** BEGIN **

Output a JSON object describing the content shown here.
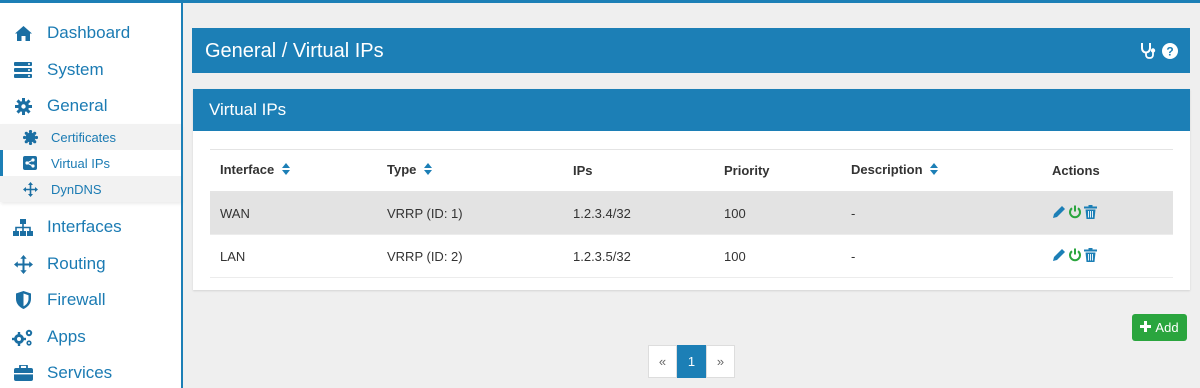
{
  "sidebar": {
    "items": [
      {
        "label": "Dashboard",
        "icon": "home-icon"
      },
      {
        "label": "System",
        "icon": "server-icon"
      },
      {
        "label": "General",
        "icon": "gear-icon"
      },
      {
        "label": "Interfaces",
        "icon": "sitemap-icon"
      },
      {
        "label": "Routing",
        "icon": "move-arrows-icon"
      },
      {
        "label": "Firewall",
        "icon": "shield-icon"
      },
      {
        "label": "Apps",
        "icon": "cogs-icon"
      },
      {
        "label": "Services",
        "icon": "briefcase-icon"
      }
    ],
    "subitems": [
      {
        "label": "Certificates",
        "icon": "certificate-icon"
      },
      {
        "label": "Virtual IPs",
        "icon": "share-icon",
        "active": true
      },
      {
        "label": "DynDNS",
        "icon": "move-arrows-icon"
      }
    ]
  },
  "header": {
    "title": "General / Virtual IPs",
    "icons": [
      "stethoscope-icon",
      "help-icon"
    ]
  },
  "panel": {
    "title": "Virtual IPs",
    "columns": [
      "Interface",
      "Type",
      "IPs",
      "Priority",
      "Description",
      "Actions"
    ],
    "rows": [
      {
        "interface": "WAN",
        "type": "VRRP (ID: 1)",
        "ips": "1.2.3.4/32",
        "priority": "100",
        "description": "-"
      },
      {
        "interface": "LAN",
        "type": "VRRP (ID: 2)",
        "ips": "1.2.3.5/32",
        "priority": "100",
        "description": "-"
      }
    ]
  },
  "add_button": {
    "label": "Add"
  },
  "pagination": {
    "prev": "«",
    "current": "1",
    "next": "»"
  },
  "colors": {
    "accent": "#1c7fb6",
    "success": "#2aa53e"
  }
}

** END **

PROBLEM TO SOLVE = Gather up every line in the data above that contains the word "title", copying each one.

THE REPLY =
    "title": "General / Virtual IPs",
    "title": "Virtual IPs",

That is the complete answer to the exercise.